Restate the listing below word for word, omitting any images.

--- begin ---

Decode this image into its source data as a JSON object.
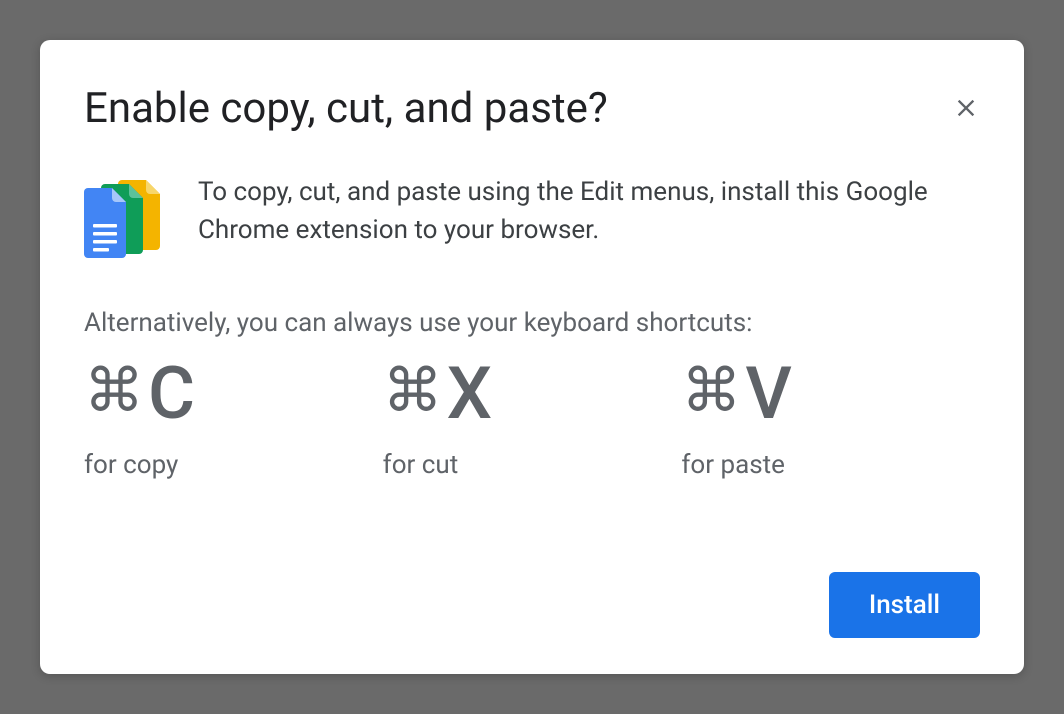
{
  "dialog": {
    "title": "Enable copy, cut, and paste?",
    "body": "To copy, cut, and paste using the Edit menus, install this Google Chrome extension to your browser.",
    "alt_intro": "Alternatively, you can always use your keyboard shortcuts:",
    "shortcuts": [
      {
        "modifier": "⌘",
        "key": "C",
        "label": "for copy"
      },
      {
        "modifier": "⌘",
        "key": "X",
        "label": "for cut"
      },
      {
        "modifier": "⌘",
        "key": "V",
        "label": "for paste"
      }
    ],
    "install_label": "Install"
  }
}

--- end ---

# Output below:
Decode this image into its source data as a JSON object.
{
  "dialog": {
    "title": "Enable copy, cut, and paste?",
    "body": "To copy, cut, and paste using the Edit menus, install this Google Chrome extension to your browser.",
    "alt_intro": "Alternatively, you can always use your keyboard shortcuts:",
    "shortcuts": [
      {
        "modifier": "⌘",
        "key": "C",
        "label": "for copy"
      },
      {
        "modifier": "⌘",
        "key": "X",
        "label": "for cut"
      },
      {
        "modifier": "⌘",
        "key": "V",
        "label": "for paste"
      }
    ],
    "install_label": "Install"
  }
}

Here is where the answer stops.